What needs to be done:
Without the pictures, give the entries below again exactly as written.

## Begin

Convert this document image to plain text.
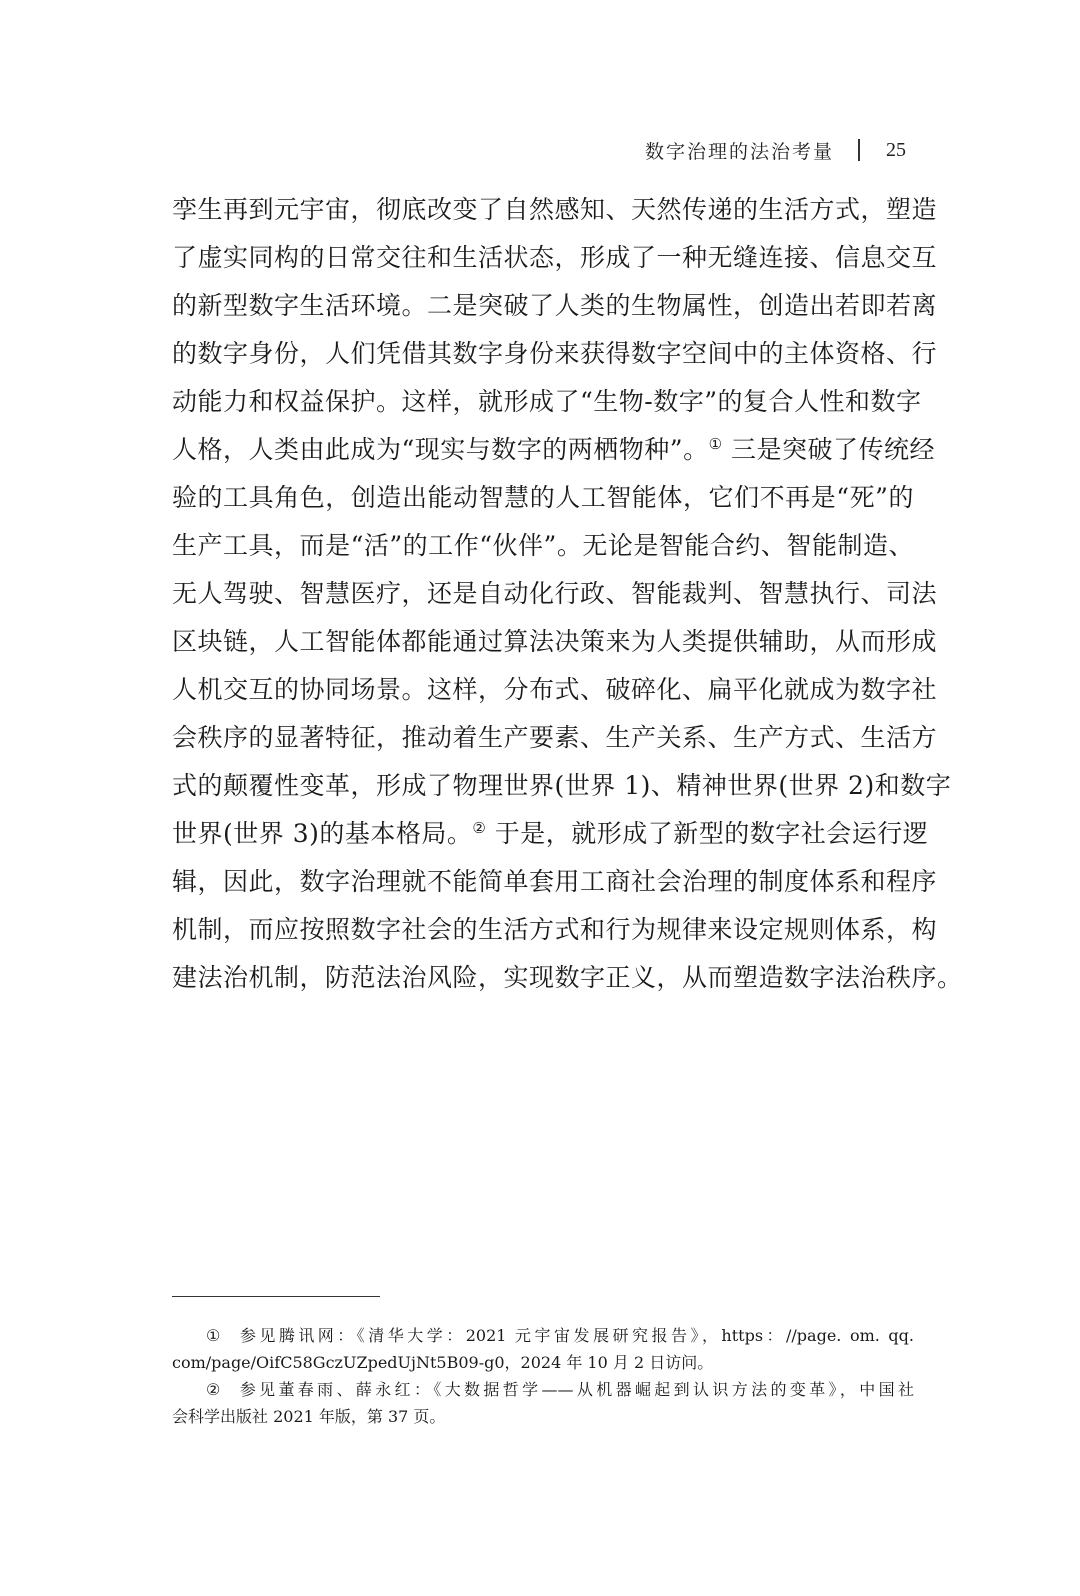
数字治理的法治考量	25
孪生再到元宇宙，彻底改变了自然感知、天然传递的生活方式，塑造
了虚实同构的日常交往和生活状态，形成了一种无缝连接、信息交互
的新型数字生活环境。二是突破了人类的生物属性，创造出若即若离
的数字身份，人们凭借其数字身份来获得数字空间中的主体资格、行
动能力和权益保护。这样，就形成了“生物-数字”的复合人性和数字
人格，人类由此成为“现实与数字的两栖物种”。① 三是突破了传统经
验的工具角色，创造出能动智慧的人工智能体，它们不再是“死”的
生产工具，而是“活”的工作“伙伴”。无论是智能合约、智能制造、
无人驾驶、智慧医疗，还是自动化行政、智能裁判、智慧执行、司法
区块链，人工智能体都能通过算法决策来为人类提供辅助，从而形成
人机交互的协同场景。这样，分布式、破碎化、扁平化就成为数字社
会秩序的显著特征，推动着生产要素、生产关系、生产方式、生活方
式的颠覆性变革，形成了物理世界(世界 1)、精神世界(世界 2)和数字
世界(世界 3)的基本格局。② 于是，就形成了新型的数字社会运行逻
辑，因此，数字治理就不能简单套用工商社会治理的制度体系和程序
机制，而应按照数字社会的生活方式和行为规律来设定规则体系，构
建法治机制，防范法治风险，实现数字正义，从而塑造数字法治秩序。
① 参见腾讯网：《清华大学：2021 元宇宙发展研究报告》，https：//page. om. qq.
com/page/OifC58GczUZpedUjNt5B09-g0，2024 年 10 月 2 日访问。
② 参见董春雨、薛永红：《大数据哲学——从机器崛起到认识方法的变革》，中国社
会科学出版社 2021 年版，第 37 页。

## End

Correct result:
Convert this document image to plain text.
数字治理的法治考量	25
孪生再到元宇宙，彻底改变了自然感知、天然传递的生活方式，塑造
了虚实同构的日常交往和生活状态，形成了一种无缝连接、信息交互
的新型数字生活环境。二是突破了人类的生物属性，创造出若即若离
的数字身份，人们凭借其数字身份来获得数字空间中的主体资格、行
动能力和权益保护。这样，就形成了“生物-数字”的复合人性和数字
人格，人类由此成为“现实与数字的两栖物种”。① 三是突破了传统经
验的工具角色，创造出能动智慧的人工智能体，它们不再是“死”的
生产工具，而是“活”的工作“伙伴”。无论是智能合约、智能制造、
无人驾驶、智慧医疗，还是自动化行政、智能裁判、智慧执行、司法
区块链，人工智能体都能通过算法决策来为人类提供辅助，从而形成
人机交互的协同场景。这样，分布式、破碎化、扁平化就成为数字社
会秩序的显著特征，推动着生产要素、生产关系、生产方式、生活方
式的颠覆性变革，形成了物理世界(世界 1)、精神世界(世界 2)和数字
世界(世界 3)的基本格局。② 于是，就形成了新型的数字社会运行逻
辑，因此，数字治理就不能简单套用工商社会治理的制度体系和程序
机制，而应按照数字社会的生活方式和行为规律来设定规则体系，构
建法治机制，防范法治风险，实现数字正义，从而塑造数字法治秩序。
① 参见腾讯网：《清华大学：2021 元宇宙发展研究报告》，https：//page. om. qq.
com/page/OifC58GczUZpedUjNt5B09-g0，2024 年 10 月 2 日访问。
② 参见董春雨、薛永红：《大数据哲学——从机器崛起到认识方法的变革》，中国社
会科学出版社 2021 年版，第 37 页。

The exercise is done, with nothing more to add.